Job:
Filter the records below and copy every line containing the word "meilleure".

Records contained in a dataset
[start]

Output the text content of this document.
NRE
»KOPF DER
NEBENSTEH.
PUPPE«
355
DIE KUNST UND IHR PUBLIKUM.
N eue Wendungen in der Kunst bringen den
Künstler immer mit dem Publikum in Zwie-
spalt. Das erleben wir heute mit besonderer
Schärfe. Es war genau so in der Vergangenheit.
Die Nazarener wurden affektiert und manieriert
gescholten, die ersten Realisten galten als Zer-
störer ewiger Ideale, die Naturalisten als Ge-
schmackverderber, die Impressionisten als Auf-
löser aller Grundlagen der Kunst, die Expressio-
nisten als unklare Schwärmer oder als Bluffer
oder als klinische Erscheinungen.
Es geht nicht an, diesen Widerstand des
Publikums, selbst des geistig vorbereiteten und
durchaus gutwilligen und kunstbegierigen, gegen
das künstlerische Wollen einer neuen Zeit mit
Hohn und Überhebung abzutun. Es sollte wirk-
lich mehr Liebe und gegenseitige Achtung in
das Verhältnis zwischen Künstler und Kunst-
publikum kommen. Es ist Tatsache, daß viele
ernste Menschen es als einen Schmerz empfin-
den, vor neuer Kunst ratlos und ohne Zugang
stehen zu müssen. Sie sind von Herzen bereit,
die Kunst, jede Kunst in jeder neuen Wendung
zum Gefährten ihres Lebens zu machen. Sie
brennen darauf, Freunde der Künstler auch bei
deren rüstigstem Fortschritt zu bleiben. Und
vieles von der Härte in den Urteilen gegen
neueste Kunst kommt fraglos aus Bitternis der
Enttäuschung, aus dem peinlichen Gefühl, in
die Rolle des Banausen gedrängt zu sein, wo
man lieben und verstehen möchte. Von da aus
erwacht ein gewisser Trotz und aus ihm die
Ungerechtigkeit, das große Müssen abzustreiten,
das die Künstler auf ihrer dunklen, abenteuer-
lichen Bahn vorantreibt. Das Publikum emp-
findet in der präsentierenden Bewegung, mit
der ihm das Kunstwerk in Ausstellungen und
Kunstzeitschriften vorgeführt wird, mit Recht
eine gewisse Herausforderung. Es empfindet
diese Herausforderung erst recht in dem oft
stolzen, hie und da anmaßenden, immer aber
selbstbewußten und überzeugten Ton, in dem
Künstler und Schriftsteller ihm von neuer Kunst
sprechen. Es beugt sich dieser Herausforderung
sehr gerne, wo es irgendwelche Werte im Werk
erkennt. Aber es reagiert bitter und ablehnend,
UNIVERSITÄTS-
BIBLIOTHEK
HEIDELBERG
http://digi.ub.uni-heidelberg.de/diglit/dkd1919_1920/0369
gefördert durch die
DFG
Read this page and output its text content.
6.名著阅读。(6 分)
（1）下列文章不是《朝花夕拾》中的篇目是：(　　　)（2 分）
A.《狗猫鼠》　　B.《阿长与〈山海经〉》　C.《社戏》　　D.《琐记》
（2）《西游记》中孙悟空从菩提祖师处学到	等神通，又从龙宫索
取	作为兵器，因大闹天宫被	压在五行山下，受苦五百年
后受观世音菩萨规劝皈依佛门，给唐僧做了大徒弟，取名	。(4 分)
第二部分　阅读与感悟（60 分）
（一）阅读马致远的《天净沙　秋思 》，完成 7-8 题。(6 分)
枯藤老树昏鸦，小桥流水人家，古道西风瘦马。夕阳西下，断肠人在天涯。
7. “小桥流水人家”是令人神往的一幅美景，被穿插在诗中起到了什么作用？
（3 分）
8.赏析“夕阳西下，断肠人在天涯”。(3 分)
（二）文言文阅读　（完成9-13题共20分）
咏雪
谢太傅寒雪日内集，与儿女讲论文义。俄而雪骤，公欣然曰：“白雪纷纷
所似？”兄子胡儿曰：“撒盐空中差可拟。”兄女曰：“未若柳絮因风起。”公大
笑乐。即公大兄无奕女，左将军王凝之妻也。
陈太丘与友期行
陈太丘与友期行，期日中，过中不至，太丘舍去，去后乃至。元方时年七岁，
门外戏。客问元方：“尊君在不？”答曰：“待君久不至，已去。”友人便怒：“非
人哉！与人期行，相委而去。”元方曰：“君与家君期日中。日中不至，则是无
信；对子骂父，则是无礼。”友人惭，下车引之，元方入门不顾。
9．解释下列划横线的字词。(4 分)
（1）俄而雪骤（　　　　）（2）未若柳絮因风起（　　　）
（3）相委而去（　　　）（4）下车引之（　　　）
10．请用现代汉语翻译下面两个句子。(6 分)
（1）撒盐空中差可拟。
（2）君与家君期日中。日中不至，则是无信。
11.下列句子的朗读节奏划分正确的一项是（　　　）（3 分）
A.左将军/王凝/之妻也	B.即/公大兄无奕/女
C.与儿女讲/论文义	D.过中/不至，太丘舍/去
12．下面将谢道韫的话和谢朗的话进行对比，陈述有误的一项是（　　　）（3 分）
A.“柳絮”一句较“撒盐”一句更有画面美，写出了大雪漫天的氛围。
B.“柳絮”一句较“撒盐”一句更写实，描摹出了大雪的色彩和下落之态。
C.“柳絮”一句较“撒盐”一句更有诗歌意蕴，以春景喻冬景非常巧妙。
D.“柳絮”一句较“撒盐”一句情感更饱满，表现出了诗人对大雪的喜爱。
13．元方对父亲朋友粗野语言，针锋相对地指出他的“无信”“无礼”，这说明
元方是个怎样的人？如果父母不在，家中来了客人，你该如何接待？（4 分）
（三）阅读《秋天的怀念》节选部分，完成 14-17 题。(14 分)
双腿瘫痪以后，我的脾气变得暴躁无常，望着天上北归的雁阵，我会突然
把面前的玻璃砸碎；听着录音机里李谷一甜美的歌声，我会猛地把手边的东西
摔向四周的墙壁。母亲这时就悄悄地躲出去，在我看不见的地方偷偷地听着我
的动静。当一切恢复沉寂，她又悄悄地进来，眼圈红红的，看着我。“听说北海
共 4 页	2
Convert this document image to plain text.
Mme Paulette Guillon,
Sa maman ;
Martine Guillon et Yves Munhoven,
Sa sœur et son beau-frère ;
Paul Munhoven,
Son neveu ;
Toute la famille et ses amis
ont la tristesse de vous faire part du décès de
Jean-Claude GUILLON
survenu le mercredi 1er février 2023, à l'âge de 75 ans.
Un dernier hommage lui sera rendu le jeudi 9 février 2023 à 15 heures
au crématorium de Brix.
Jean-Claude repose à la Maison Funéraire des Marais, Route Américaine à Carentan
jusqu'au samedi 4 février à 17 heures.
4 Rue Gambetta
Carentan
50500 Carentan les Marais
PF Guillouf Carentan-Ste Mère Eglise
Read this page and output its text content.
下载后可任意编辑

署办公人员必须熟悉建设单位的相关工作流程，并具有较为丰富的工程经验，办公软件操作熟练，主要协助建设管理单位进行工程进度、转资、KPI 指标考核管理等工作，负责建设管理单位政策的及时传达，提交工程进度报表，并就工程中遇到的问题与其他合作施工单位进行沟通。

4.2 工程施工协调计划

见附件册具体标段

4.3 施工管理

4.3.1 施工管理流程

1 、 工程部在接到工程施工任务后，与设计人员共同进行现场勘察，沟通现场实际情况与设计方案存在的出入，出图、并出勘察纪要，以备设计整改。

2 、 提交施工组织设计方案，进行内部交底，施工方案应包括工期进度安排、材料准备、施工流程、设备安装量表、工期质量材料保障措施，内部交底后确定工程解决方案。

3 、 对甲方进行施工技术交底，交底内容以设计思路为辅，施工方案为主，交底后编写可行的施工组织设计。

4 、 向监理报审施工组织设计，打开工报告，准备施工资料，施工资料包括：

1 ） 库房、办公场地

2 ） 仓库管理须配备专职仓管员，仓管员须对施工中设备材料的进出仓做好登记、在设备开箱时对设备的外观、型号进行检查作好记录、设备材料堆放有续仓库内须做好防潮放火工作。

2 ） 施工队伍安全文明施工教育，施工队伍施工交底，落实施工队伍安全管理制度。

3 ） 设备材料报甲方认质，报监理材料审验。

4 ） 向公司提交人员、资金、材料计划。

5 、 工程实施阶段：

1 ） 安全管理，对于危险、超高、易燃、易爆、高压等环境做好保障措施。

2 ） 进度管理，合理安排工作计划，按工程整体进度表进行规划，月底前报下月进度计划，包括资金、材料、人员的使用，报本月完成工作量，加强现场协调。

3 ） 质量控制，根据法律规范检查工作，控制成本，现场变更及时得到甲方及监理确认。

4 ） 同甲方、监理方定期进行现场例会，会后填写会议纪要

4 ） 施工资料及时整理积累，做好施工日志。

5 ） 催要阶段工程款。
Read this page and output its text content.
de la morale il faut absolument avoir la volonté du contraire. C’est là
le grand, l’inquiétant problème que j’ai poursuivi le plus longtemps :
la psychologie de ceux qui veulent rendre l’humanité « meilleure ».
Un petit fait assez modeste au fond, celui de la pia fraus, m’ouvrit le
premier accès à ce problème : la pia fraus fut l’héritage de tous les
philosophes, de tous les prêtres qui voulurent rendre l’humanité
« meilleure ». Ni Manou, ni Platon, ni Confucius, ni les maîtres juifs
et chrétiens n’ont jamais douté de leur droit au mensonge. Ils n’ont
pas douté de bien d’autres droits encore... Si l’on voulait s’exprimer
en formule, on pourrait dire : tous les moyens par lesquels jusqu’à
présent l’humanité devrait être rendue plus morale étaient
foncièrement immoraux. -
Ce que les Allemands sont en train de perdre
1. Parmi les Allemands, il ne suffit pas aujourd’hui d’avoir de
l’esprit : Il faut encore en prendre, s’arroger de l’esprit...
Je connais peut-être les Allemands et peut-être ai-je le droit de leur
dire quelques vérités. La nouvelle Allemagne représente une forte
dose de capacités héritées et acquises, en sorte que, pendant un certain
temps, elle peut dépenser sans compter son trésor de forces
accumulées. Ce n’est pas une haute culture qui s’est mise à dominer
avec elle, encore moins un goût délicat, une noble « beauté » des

[end]

Result:
la psychologie de ceux qui veulent rendre l’humanité « meilleure ».
« meilleure ». Ni Manou, ni Platon, ni Confucius, ni les maîtres juifs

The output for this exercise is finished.